Return the count of lines that hold the string "title", with no other words.

- _SOURCE RECORDS_:
* * *

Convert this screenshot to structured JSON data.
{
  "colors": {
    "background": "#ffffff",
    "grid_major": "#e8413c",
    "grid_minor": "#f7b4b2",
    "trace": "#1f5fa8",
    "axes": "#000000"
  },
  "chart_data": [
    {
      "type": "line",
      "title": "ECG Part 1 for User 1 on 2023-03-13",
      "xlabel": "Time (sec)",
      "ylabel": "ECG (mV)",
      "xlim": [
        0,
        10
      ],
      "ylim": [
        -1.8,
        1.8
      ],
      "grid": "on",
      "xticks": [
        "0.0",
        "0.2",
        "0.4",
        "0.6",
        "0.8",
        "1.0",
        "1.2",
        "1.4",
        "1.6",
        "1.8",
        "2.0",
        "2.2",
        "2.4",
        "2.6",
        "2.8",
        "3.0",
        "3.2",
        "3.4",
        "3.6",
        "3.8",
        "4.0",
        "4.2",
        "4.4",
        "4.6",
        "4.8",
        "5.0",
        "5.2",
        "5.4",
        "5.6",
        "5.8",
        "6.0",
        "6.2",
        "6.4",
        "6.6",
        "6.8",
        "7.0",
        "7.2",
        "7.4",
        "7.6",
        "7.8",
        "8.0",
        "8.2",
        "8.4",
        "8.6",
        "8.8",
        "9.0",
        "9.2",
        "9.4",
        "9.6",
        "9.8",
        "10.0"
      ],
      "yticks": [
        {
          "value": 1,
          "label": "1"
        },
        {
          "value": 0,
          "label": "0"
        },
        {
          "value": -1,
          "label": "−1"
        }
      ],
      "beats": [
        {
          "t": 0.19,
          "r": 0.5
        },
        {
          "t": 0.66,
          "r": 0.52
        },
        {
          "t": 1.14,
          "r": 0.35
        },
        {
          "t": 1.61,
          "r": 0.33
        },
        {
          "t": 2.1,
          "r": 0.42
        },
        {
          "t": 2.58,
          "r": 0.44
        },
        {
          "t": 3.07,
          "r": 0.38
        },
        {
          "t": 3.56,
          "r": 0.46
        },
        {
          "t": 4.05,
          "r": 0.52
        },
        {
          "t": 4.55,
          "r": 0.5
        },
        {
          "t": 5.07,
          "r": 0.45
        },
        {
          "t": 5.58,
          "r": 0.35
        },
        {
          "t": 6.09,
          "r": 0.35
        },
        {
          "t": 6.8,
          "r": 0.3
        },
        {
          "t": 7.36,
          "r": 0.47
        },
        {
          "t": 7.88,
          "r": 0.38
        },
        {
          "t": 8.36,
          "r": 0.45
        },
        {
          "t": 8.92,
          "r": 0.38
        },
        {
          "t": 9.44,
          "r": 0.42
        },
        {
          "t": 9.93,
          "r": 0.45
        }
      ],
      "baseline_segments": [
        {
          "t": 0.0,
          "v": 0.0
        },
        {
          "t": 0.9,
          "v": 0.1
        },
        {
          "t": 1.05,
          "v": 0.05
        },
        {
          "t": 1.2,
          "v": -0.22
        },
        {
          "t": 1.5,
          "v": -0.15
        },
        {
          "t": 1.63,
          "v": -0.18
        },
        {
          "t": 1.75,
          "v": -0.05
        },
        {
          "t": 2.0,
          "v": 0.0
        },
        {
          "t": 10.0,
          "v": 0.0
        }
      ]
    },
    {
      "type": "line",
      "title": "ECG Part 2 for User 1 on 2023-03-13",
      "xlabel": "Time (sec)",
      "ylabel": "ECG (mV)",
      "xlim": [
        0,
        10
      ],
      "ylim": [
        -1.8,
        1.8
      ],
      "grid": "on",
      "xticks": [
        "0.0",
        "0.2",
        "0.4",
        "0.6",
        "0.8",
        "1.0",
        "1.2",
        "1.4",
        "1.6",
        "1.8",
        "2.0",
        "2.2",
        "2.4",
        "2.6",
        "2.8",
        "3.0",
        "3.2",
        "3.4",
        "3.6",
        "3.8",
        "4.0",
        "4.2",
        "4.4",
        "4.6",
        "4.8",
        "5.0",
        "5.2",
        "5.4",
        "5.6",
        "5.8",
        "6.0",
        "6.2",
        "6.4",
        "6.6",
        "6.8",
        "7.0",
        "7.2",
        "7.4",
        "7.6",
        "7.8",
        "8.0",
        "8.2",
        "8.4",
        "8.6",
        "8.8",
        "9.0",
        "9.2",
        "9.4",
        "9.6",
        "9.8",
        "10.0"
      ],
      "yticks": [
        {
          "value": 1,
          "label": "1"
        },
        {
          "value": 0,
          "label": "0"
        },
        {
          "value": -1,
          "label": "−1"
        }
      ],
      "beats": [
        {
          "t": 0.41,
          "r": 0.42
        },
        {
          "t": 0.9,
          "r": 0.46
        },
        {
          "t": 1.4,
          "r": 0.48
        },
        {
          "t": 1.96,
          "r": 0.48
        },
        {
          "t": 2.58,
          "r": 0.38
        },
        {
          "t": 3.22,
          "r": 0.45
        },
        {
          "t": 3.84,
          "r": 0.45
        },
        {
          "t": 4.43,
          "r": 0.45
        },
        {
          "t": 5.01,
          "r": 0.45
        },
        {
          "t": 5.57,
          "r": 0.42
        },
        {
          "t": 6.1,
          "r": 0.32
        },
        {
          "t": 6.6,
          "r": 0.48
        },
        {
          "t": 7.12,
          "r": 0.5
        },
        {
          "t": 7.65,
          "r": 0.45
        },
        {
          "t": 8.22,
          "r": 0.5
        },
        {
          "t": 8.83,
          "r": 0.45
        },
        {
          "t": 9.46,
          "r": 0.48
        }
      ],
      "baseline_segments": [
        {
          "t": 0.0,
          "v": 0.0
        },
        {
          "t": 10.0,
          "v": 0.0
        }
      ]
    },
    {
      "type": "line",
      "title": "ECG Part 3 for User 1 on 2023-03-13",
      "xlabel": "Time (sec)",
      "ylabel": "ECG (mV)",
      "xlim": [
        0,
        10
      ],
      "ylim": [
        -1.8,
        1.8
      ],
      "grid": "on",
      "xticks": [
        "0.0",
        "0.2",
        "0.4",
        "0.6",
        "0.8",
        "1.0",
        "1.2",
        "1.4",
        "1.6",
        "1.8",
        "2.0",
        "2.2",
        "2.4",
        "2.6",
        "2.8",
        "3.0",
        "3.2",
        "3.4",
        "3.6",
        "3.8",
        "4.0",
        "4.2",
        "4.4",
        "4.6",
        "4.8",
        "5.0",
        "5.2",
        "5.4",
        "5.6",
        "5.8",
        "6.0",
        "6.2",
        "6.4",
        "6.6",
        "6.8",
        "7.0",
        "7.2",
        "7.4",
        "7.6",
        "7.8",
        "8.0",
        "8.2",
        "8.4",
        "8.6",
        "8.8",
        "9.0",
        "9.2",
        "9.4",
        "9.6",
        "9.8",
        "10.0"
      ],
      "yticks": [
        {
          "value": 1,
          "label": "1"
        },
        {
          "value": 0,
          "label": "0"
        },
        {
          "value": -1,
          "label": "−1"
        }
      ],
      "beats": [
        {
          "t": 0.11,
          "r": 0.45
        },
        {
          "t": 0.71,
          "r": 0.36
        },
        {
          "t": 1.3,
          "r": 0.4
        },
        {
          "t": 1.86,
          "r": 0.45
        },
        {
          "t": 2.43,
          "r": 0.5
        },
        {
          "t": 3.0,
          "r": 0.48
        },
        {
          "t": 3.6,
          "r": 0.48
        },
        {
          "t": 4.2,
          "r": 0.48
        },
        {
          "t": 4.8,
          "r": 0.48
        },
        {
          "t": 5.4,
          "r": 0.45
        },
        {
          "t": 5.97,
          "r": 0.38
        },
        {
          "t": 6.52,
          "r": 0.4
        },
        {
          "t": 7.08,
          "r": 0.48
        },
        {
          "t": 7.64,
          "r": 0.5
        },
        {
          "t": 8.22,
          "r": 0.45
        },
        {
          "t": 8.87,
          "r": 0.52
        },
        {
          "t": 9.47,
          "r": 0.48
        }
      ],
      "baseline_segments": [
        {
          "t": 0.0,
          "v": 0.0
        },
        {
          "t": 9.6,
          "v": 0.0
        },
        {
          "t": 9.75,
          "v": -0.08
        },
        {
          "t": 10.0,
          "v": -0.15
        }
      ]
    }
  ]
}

* * *

- _WRITTEN SOLUTION_: 3